In the listing below, find every line with the string "color" and pull it out.

_STORED DATA_.

--- START ---

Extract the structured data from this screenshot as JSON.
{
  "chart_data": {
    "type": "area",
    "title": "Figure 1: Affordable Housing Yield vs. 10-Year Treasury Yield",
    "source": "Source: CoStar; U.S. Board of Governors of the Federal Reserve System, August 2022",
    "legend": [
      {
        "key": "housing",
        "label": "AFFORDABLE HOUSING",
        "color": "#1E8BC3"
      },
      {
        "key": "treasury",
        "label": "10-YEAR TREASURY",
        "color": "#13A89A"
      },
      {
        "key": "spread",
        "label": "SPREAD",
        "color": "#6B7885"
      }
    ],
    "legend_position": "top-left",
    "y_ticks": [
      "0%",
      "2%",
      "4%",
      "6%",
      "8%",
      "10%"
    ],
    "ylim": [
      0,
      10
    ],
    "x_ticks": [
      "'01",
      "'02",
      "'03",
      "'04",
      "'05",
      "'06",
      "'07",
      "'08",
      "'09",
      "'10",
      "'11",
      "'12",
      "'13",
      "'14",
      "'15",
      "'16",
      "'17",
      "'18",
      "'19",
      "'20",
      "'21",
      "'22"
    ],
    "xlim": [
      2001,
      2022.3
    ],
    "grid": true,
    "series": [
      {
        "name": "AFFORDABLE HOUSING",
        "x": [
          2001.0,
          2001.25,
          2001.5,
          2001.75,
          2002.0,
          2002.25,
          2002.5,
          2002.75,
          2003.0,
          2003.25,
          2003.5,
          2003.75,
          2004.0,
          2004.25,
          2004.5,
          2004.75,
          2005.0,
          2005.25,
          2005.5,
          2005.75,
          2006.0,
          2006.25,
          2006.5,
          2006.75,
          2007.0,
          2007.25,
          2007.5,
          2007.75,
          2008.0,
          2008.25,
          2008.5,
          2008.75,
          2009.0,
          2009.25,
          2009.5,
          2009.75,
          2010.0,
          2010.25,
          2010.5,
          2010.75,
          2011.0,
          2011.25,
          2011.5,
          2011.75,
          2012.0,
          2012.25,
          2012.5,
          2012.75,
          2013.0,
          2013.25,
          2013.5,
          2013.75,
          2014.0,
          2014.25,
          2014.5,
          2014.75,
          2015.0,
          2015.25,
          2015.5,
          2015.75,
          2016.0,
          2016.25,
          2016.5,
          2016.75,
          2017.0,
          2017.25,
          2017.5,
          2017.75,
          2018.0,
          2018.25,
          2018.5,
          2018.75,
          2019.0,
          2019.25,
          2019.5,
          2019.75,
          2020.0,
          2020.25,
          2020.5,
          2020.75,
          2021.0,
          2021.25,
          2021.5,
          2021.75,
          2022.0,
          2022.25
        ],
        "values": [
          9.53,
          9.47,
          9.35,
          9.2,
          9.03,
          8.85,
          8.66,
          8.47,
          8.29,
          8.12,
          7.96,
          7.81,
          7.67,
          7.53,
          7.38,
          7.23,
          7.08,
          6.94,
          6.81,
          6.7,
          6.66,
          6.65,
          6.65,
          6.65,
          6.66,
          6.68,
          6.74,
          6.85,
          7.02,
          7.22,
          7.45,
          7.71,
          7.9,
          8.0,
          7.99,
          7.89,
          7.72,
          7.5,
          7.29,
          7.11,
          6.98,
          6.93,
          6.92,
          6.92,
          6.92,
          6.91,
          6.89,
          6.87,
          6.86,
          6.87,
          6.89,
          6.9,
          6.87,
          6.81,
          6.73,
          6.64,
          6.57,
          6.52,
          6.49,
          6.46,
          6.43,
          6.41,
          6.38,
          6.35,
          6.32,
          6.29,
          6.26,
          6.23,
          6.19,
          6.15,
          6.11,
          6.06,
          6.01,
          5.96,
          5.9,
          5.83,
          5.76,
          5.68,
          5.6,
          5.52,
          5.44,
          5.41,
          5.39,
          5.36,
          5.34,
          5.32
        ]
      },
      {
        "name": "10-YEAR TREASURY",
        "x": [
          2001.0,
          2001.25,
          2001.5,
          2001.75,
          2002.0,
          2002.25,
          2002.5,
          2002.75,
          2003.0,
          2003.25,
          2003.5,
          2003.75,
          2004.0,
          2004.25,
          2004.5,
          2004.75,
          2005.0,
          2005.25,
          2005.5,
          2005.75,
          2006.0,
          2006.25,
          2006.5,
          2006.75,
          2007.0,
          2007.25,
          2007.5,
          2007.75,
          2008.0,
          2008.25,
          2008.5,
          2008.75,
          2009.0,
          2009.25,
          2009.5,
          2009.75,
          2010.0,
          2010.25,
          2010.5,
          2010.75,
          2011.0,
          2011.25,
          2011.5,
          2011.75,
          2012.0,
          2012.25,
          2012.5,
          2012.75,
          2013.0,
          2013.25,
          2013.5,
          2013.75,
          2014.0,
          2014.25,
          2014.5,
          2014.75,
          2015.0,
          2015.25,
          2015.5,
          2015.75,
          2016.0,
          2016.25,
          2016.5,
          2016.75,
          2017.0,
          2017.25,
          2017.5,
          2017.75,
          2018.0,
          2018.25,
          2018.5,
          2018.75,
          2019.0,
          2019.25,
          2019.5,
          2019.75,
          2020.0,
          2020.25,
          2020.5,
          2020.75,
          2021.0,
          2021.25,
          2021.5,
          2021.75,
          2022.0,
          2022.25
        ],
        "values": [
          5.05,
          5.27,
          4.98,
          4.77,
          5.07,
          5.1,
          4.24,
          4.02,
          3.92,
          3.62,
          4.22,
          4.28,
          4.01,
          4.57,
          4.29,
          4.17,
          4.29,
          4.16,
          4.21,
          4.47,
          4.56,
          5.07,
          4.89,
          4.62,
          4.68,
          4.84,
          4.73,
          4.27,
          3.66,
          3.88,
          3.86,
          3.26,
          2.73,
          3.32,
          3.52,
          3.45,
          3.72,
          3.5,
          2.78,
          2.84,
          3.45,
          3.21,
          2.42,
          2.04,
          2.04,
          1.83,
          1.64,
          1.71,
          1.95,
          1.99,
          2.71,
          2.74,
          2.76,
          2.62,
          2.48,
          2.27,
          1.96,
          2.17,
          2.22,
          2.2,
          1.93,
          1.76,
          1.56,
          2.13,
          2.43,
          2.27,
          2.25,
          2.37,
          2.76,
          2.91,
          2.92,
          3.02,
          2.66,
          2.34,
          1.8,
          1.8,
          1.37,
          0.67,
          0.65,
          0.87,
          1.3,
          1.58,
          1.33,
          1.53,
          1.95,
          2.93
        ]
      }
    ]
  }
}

--- END ---

_SOLUTION TO THE EXERCISE_.
        "color": "#1E8BC3"
        "color": "#13A89A"
        "color": "#6B7885"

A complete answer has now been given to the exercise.